* **Set problem**
Copy each line with the word "screenshot" in it.

── Supplied entries ──

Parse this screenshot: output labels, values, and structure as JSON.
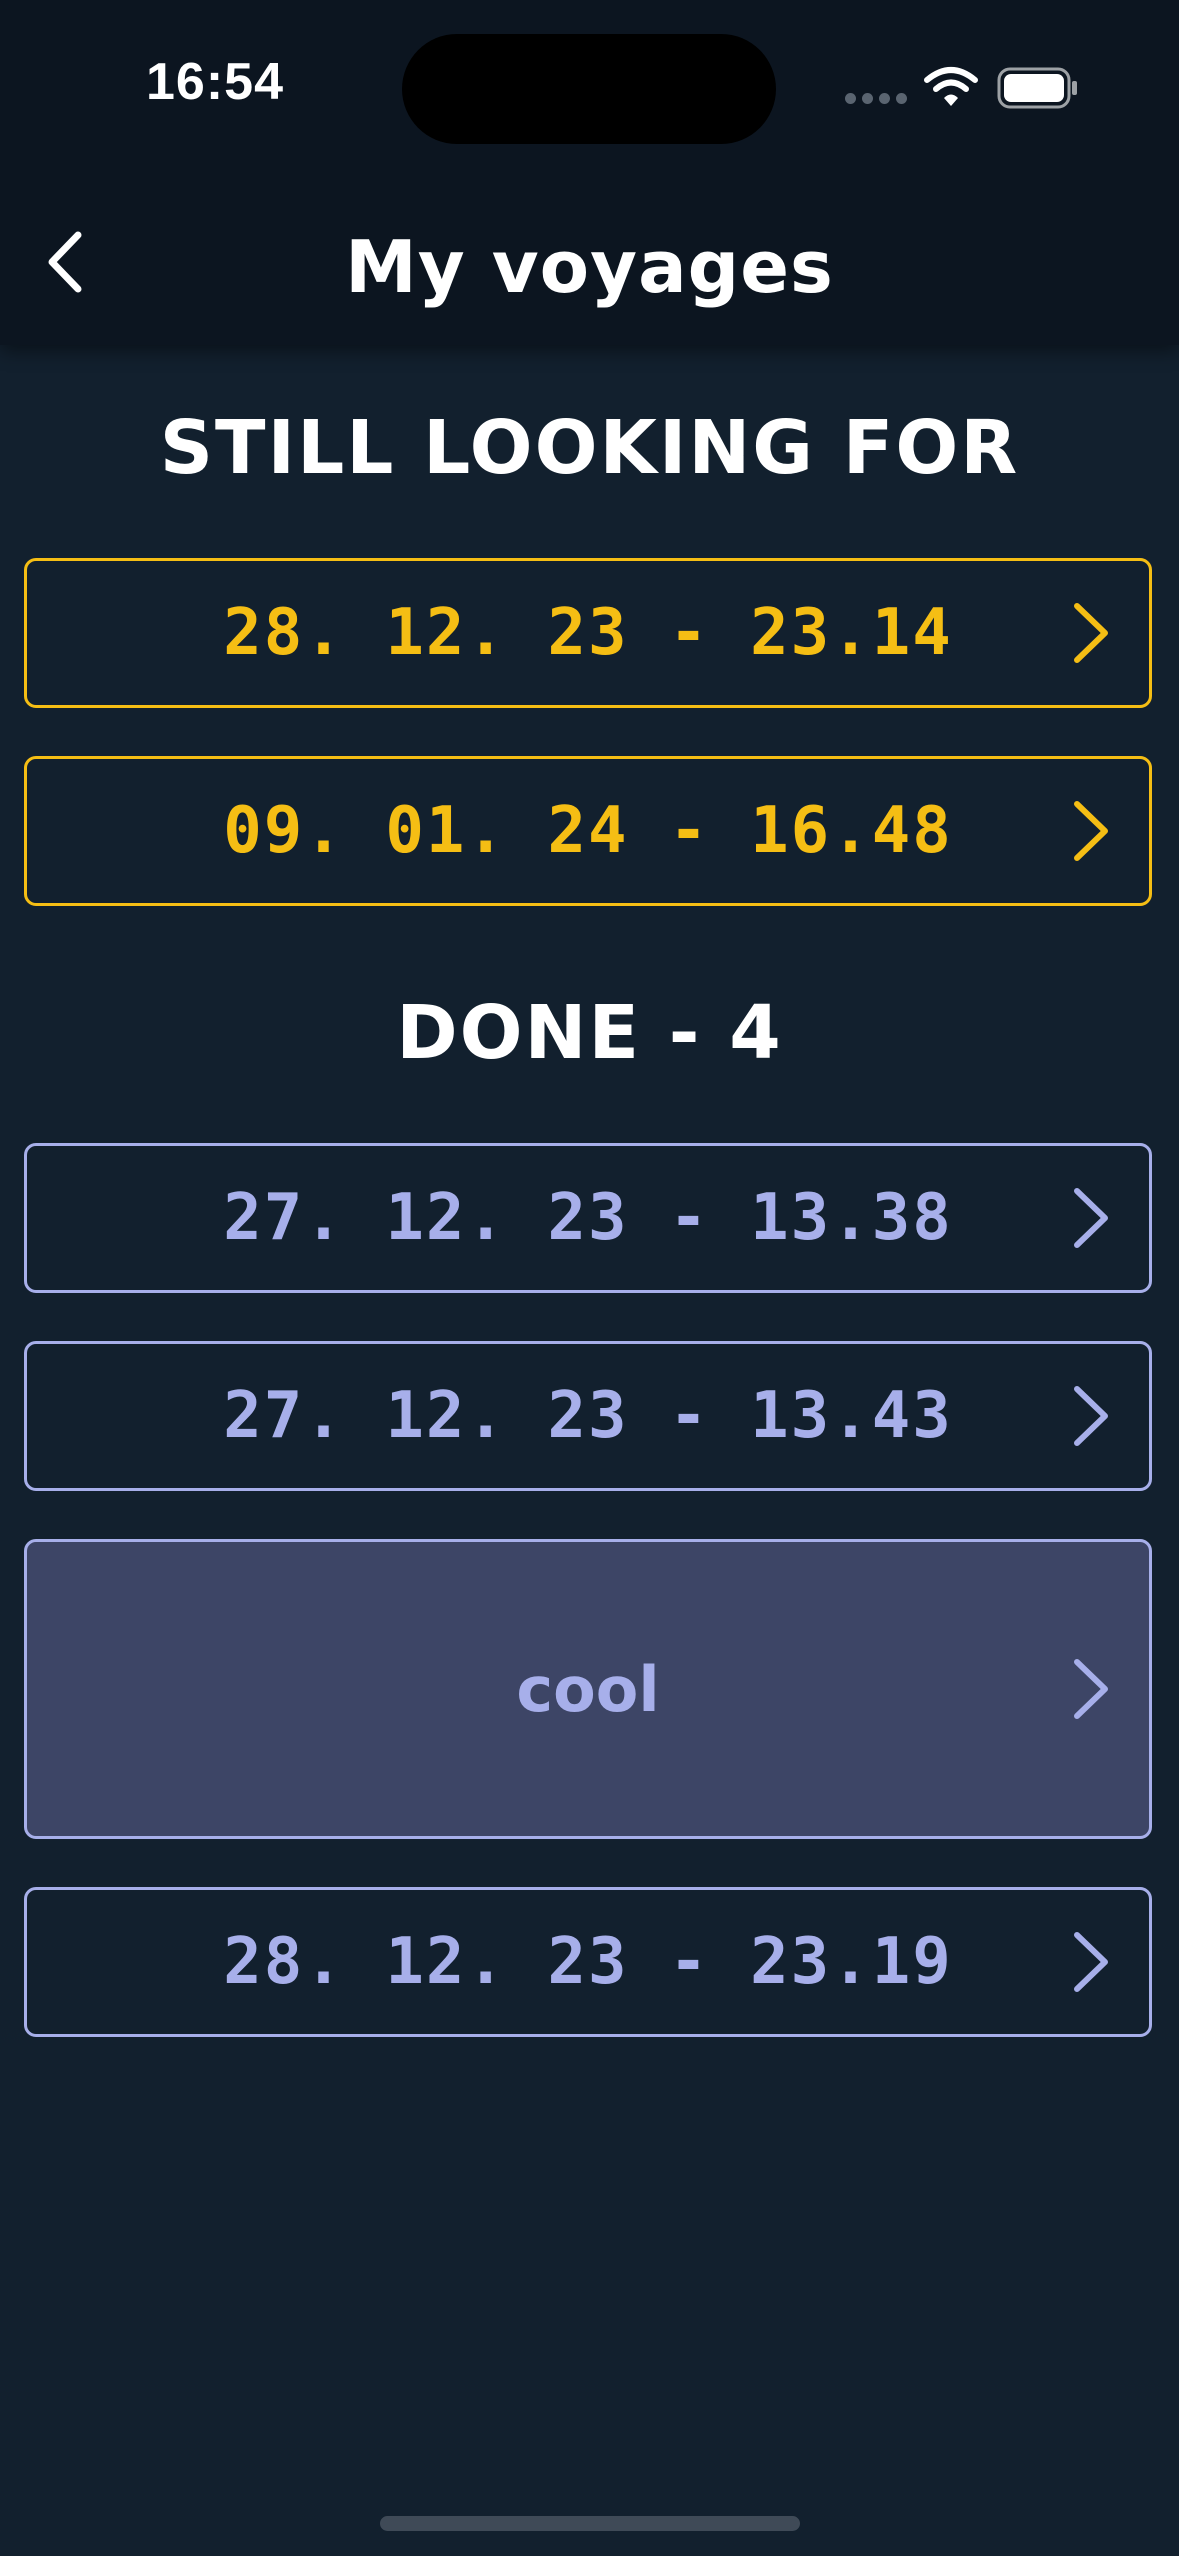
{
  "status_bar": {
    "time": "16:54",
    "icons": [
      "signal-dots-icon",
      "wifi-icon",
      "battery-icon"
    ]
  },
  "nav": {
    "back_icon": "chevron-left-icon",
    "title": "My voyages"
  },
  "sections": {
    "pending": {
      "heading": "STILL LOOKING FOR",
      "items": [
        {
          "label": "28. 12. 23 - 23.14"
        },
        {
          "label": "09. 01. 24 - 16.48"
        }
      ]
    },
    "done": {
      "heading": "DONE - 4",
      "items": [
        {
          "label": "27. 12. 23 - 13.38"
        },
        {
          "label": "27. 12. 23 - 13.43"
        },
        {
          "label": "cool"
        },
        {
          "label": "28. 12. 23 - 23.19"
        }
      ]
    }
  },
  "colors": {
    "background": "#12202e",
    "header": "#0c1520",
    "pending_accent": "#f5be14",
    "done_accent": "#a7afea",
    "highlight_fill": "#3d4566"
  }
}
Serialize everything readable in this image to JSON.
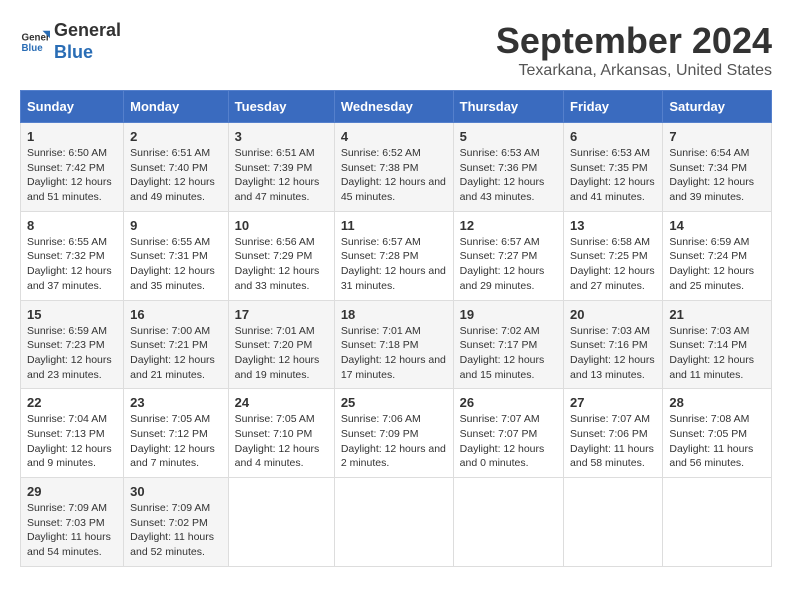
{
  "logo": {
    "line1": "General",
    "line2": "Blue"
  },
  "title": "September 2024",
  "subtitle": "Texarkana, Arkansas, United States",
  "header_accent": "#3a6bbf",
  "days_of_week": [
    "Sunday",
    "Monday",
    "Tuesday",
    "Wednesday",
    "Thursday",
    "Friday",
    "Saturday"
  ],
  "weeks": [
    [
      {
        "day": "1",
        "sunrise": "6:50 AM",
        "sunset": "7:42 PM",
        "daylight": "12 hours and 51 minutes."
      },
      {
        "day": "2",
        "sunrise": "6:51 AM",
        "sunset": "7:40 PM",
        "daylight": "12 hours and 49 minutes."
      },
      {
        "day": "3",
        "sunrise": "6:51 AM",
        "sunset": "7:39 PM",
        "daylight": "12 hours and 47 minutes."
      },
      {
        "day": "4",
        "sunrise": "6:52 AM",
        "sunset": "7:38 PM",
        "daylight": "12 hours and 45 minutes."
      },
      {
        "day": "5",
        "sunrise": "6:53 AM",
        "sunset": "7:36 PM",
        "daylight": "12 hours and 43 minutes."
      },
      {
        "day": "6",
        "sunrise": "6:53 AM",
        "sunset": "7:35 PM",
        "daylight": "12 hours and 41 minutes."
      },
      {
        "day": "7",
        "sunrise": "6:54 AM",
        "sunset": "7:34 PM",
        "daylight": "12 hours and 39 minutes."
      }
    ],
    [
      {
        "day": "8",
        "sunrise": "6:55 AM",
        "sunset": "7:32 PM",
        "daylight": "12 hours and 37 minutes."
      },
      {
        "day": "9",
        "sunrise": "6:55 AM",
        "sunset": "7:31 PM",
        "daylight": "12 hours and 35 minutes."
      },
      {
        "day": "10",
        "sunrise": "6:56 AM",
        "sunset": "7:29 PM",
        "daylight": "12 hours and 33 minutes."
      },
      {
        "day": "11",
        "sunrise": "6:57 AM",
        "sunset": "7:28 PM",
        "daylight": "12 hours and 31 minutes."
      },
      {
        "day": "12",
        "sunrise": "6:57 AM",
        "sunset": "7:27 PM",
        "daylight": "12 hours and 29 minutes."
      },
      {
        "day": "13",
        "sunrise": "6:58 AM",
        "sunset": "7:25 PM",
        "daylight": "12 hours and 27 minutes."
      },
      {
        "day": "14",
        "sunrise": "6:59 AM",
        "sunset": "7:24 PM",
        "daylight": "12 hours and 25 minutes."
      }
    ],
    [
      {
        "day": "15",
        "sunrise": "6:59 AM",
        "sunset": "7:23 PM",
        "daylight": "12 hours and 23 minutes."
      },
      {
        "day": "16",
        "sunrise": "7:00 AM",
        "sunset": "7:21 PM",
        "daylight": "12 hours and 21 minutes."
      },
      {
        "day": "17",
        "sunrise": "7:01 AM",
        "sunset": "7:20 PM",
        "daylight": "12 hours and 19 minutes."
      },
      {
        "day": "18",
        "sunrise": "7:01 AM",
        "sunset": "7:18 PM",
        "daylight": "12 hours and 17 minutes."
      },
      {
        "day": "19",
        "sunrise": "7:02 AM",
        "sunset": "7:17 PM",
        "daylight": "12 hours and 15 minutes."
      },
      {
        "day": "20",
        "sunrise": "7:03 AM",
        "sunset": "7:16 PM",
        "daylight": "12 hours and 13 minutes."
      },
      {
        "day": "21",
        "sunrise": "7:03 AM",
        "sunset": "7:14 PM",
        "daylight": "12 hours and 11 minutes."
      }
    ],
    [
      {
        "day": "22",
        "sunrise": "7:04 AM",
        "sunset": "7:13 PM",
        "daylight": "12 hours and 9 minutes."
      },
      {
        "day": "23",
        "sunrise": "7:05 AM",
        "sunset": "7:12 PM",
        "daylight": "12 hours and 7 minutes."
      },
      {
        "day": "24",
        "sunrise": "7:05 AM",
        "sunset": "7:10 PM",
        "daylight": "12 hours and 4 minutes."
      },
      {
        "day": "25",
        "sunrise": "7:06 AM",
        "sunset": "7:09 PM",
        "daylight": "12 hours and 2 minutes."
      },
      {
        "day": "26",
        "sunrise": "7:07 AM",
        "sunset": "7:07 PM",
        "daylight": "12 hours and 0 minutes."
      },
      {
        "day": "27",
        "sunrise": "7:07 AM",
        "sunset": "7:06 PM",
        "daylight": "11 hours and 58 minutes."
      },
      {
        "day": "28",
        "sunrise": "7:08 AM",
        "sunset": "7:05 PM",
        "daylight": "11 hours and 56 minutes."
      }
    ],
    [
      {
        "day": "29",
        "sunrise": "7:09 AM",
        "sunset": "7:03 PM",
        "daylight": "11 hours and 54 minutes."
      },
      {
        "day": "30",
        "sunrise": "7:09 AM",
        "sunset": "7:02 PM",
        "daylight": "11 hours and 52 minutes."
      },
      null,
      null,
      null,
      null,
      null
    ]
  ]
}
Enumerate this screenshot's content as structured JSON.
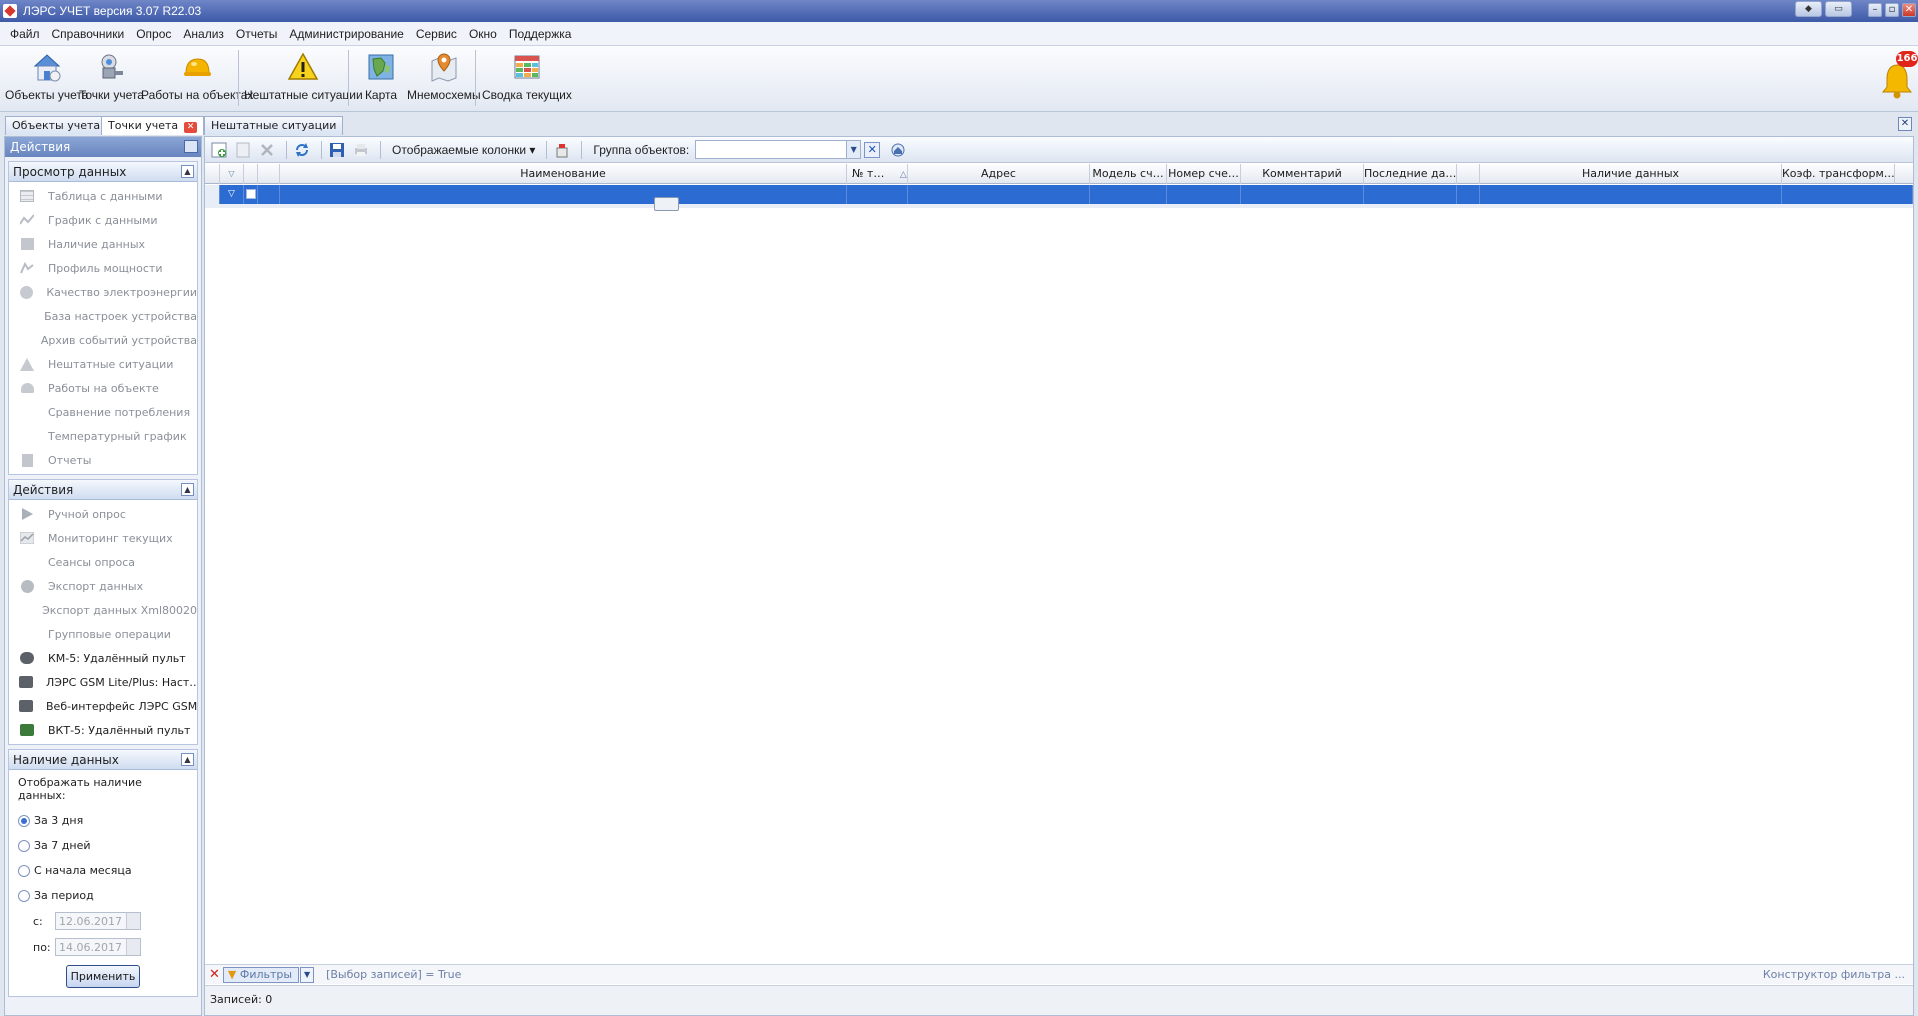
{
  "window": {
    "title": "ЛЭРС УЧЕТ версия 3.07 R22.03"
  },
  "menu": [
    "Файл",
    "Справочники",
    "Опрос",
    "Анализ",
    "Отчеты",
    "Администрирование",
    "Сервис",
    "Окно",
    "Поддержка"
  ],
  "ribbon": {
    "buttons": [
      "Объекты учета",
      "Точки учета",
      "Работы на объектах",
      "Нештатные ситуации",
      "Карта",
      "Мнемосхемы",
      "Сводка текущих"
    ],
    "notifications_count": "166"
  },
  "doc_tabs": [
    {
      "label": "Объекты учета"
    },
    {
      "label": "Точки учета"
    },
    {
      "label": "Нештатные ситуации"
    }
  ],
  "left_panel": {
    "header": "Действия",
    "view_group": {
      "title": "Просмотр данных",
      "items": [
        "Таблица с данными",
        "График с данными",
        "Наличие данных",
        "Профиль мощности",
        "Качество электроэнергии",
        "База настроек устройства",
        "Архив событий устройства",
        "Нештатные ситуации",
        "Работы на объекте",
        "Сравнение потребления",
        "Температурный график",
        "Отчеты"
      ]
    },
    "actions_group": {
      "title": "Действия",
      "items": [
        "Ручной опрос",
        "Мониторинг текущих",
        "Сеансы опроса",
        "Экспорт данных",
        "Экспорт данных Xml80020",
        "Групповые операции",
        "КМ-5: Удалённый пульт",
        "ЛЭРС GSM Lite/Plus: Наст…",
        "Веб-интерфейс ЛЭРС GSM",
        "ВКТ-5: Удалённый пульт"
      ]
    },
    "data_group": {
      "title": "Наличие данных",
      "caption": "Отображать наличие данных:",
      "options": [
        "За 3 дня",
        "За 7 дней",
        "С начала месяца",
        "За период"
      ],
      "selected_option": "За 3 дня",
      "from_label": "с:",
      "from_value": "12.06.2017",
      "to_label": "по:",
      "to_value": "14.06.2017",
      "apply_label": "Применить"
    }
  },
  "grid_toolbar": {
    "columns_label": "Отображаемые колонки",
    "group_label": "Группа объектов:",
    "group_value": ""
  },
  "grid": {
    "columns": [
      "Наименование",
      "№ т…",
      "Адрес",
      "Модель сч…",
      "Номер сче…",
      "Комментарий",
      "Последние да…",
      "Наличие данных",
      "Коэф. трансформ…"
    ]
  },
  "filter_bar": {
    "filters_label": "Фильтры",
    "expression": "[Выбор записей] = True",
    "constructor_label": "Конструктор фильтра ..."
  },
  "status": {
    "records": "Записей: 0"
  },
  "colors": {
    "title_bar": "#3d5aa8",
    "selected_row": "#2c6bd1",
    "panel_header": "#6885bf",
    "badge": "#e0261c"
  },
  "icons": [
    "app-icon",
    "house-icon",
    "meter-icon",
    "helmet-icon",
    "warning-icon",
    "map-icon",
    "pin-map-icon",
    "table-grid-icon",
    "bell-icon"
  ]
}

───

* **The output**
Parse this screenshot: output labels, values, and structure as JSON.
Enumerate this screenshot's content as structured JSON.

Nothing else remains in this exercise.